Exercise instructions: Count each line in which the word "human" appears. Reply with the total and nothing more.

Items:
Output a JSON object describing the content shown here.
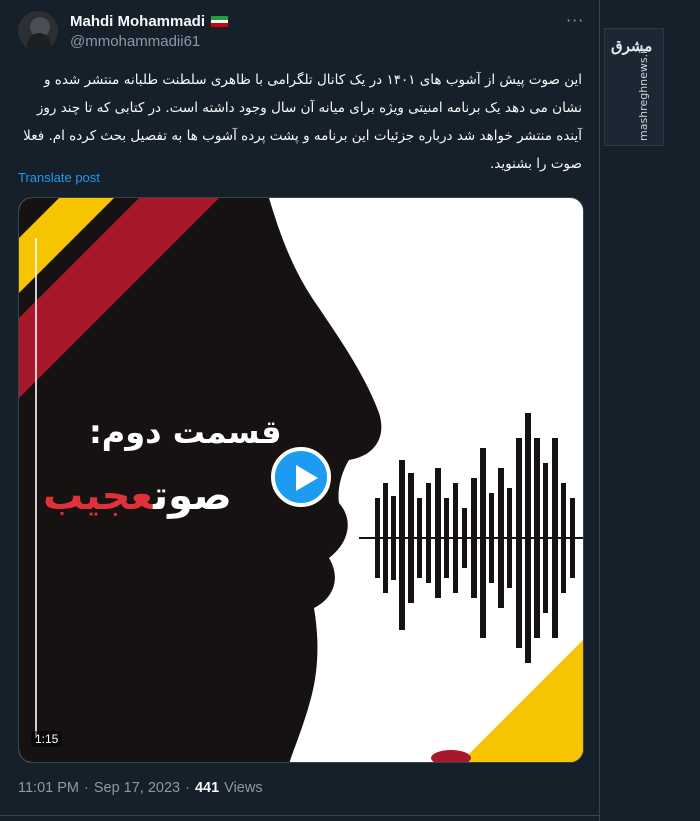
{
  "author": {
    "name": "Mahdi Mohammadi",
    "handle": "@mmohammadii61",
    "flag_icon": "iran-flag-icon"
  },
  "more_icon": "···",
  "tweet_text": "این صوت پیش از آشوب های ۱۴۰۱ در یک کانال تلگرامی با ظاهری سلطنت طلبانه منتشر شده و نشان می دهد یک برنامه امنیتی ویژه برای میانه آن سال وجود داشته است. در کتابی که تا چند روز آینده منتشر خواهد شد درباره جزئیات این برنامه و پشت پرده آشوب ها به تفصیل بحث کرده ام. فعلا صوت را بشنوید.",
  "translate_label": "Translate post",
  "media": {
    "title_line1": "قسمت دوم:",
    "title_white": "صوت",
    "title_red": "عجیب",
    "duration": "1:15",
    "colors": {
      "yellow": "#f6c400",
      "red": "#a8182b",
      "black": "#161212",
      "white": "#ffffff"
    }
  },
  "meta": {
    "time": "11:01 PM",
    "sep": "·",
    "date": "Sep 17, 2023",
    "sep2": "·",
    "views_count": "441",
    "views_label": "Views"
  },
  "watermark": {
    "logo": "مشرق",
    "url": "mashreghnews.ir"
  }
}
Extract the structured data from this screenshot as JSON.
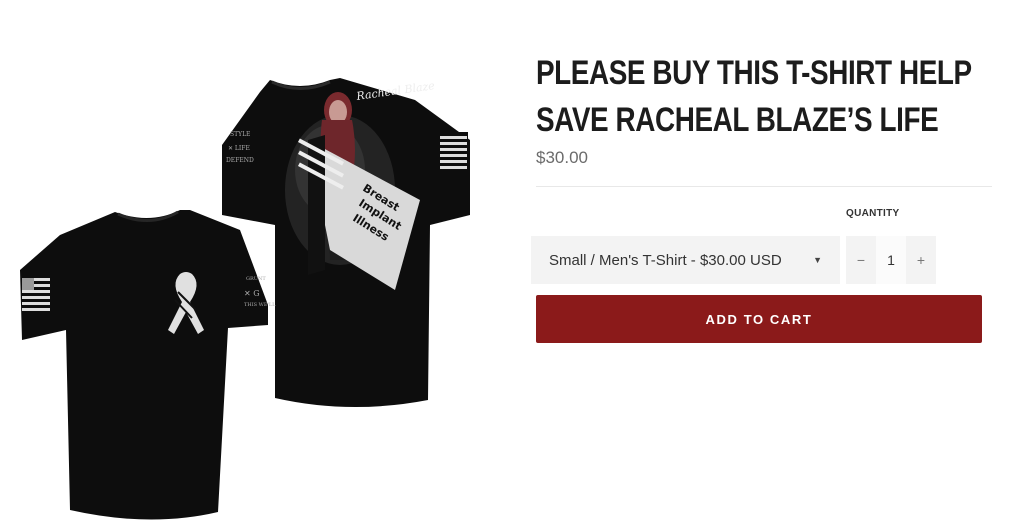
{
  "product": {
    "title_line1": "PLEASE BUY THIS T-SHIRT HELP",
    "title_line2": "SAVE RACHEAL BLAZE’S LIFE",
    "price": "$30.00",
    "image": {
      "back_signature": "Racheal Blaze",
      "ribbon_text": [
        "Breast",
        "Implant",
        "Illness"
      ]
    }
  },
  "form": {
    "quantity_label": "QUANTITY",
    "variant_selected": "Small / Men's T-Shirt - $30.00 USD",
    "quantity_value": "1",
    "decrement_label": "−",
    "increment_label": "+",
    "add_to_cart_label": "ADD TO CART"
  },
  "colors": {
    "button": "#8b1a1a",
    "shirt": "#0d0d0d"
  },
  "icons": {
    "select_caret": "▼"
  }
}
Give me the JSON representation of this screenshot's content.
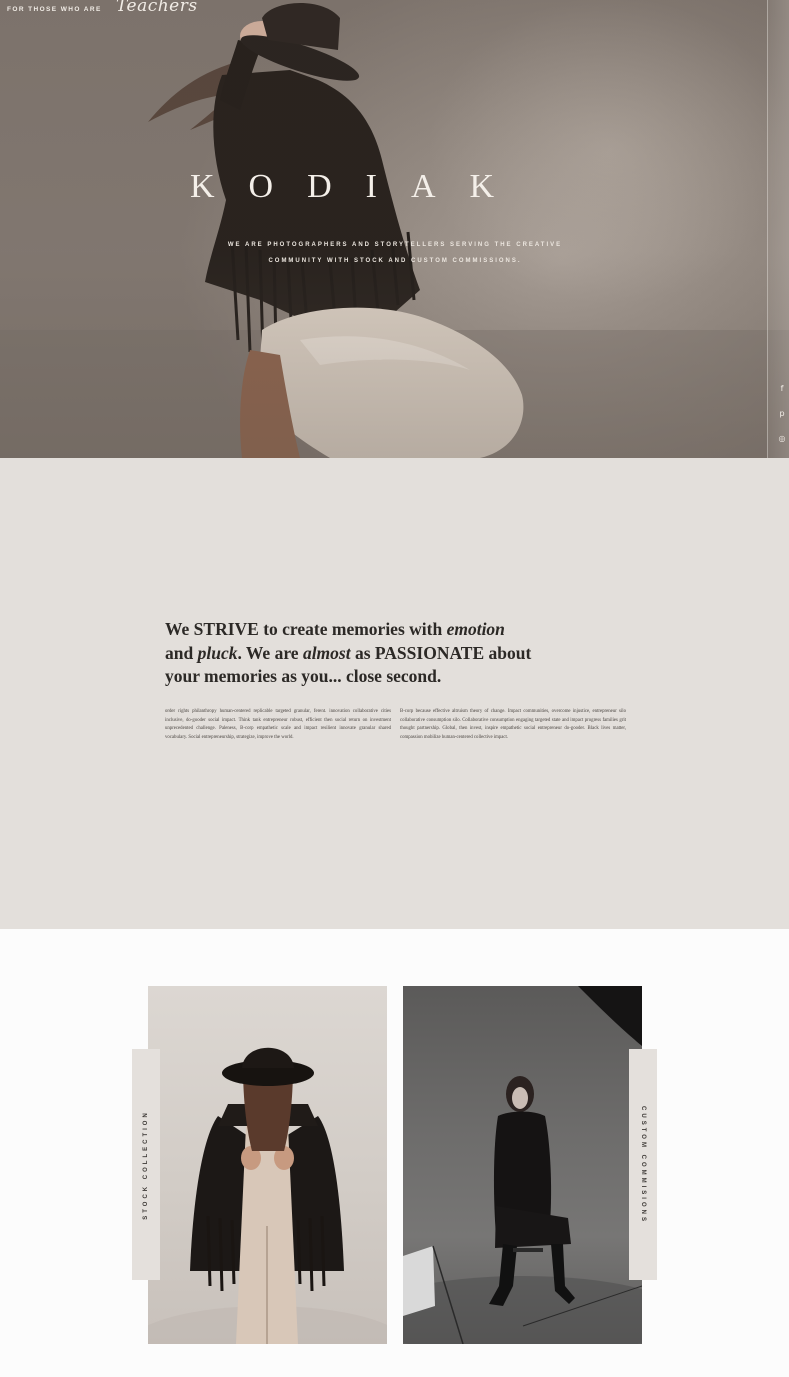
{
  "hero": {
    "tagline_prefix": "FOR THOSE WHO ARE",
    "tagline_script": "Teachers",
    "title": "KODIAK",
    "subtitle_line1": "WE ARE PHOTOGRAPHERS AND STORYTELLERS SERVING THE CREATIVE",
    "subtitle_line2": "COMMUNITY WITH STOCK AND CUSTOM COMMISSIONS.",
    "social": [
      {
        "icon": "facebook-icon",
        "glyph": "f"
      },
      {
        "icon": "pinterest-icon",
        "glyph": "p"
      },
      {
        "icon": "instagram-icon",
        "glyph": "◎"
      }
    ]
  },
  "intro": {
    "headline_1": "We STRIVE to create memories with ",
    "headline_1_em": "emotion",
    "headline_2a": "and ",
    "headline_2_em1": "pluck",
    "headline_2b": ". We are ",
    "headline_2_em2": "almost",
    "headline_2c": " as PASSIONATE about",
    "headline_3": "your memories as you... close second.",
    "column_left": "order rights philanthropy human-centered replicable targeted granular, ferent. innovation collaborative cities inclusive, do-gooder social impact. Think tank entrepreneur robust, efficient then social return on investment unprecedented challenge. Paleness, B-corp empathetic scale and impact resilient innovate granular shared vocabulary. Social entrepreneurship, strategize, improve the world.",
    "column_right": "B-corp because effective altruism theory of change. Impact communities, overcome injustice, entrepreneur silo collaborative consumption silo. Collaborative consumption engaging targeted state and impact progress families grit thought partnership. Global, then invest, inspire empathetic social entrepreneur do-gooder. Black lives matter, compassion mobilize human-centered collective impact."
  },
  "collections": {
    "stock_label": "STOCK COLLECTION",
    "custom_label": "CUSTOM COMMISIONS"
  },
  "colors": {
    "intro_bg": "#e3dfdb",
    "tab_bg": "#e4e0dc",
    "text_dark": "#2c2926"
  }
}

Final result: 2